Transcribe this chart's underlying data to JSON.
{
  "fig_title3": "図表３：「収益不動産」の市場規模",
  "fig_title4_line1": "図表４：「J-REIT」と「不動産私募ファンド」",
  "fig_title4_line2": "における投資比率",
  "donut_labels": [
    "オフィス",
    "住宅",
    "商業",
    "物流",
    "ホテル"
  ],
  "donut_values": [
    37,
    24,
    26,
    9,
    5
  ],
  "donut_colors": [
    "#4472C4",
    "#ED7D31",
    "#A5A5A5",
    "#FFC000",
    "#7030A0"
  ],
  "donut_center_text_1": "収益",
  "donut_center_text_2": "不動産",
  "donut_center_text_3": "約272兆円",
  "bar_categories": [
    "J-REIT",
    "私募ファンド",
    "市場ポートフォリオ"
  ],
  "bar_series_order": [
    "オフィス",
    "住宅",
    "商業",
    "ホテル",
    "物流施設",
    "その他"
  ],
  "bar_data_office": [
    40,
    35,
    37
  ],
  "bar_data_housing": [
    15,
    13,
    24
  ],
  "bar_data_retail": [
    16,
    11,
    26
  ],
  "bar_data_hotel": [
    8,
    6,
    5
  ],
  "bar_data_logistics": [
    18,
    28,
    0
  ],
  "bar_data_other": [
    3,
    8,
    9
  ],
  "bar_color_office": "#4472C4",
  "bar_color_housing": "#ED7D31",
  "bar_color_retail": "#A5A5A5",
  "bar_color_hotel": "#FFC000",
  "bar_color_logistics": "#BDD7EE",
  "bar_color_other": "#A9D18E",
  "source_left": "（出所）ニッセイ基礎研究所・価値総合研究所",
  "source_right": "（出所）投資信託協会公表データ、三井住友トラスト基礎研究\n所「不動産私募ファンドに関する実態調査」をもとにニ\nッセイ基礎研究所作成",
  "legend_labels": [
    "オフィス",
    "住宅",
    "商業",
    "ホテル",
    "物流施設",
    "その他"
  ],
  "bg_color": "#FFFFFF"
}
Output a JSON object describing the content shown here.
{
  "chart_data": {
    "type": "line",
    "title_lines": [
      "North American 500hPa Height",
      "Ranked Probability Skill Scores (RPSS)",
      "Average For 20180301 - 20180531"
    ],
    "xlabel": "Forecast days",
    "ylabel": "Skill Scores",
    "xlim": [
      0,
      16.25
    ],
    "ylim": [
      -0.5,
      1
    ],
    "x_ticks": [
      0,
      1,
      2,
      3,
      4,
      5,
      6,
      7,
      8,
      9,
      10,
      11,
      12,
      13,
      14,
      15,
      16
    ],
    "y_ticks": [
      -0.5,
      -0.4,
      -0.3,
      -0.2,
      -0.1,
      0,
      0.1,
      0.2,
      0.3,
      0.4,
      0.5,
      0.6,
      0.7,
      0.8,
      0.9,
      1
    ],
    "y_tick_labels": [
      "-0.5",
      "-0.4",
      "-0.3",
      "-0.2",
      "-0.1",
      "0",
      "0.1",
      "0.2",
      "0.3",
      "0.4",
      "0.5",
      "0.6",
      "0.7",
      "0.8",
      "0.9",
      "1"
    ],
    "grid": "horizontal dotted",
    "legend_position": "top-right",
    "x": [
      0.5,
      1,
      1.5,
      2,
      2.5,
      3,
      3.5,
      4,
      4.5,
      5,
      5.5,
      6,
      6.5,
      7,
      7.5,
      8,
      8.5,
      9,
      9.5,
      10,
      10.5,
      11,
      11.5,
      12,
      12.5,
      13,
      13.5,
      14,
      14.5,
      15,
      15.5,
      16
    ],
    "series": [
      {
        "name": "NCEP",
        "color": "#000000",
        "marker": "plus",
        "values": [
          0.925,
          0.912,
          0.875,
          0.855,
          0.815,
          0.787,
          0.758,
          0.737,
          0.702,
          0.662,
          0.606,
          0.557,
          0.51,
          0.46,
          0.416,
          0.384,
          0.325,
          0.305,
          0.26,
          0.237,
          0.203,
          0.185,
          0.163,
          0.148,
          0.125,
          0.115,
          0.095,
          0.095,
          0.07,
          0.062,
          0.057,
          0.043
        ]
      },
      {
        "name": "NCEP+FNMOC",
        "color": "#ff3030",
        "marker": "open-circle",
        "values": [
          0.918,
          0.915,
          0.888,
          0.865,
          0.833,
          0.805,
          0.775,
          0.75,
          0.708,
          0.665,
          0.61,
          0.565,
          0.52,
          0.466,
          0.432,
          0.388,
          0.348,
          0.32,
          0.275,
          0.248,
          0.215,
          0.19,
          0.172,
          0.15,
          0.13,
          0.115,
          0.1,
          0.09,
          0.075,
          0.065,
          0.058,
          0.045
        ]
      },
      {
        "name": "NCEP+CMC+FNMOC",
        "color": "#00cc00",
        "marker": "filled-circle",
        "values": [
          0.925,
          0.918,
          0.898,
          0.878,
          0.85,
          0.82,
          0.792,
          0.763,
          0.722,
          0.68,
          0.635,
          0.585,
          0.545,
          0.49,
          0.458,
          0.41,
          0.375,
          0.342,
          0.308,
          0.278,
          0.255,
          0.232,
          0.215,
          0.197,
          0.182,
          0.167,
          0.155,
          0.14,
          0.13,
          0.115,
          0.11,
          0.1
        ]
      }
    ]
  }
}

-- -- --

Short problem » Copy each line of the listing that contains the string "marker".

Response to the exercise »
        "marker": "plus",
        "marker": "open-circle",
        "marker": "filled-circle",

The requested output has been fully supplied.